= TASK =
Pick out each line of the records that includes the string "Count", and copy it.

━━━━━ RECORDS

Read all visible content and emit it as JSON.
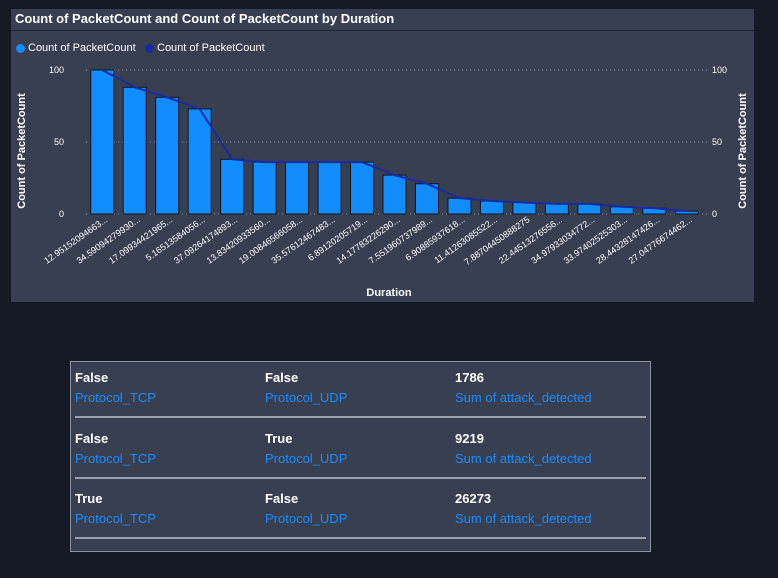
{
  "chart_data": {
    "type": "bar+line",
    "title": "Count of PacketCount and Count of PacketCount by Duration",
    "xlabel": "Duration",
    "ylabel_left": "Count of PacketCount",
    "ylabel_right": "Count of PacketCount",
    "ylim": [
      0,
      100
    ],
    "yticks": [
      0,
      50,
      100
    ],
    "grid": true,
    "legend_position": "top-left",
    "categories": [
      "12.95152094663...",
      "34.59094279930...",
      "17.09934421965...",
      "5.16513584056...",
      "37.09264174893...",
      "13.83420933560...",
      "19.00846566058...",
      "35.57612467483...",
      "6.89120205719...",
      "14.17783226290...",
      "7.551960737989...",
      "6.90885937618...",
      "11.41263085522...",
      "7.88704450888275",
      "22.44513276556...",
      "34.97933034772...",
      "33.97402525303...",
      "28.44328147426...",
      "27.04776674462..."
    ],
    "series": [
      {
        "name": "Count of PacketCount",
        "kind": "bar",
        "color": "#118dff",
        "values": [
          100,
          88,
          81,
          73,
          38,
          36,
          36,
          36,
          36,
          27,
          21,
          11,
          9,
          8,
          7,
          7,
          5,
          4,
          2
        ]
      },
      {
        "name": "Count of PacketCount",
        "kind": "line",
        "color": "#1b2aa0",
        "values": [
          100,
          88,
          81,
          73,
          38,
          36,
          36,
          36,
          36,
          27,
          21,
          11,
          9,
          8,
          7,
          7,
          5,
          4,
          2
        ]
      }
    ]
  },
  "cards": [
    {
      "tcp_value": "False",
      "tcp_label": "Protocol_TCP",
      "udp_value": "False",
      "udp_label": "Protocol_UDP",
      "sum_value": "1786",
      "sum_label": "Sum of attack_detected"
    },
    {
      "tcp_value": "False",
      "tcp_label": "Protocol_TCP",
      "udp_value": "True",
      "udp_label": "Protocol_UDP",
      "sum_value": "9219",
      "sum_label": "Sum of attack_detected"
    },
    {
      "tcp_value": "True",
      "tcp_label": "Protocol_TCP",
      "udp_value": "False",
      "udp_label": "Protocol_UDP",
      "sum_value": "26273",
      "sum_label": "Sum of attack_detected"
    }
  ]
}
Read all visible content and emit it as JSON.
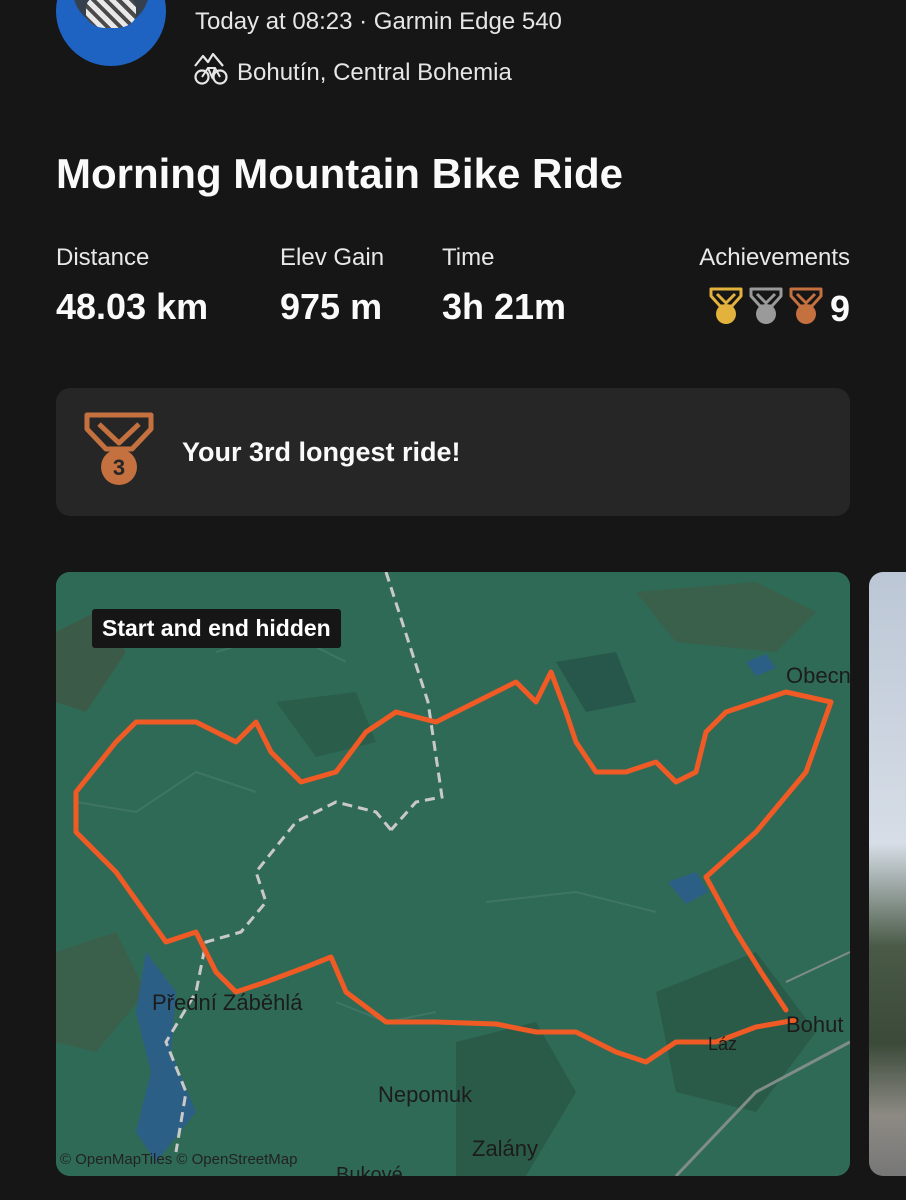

━━━━━━━━━━

= REPLY =
    "title": "Count of PacketCount and Count of PacketCount by Duration",
    "ylabel_left": "Count of PacketCount",
    "ylabel_right": "Count of PacketCount",
        "name": "Count of PacketCount",
        "name": "Count of PacketCount",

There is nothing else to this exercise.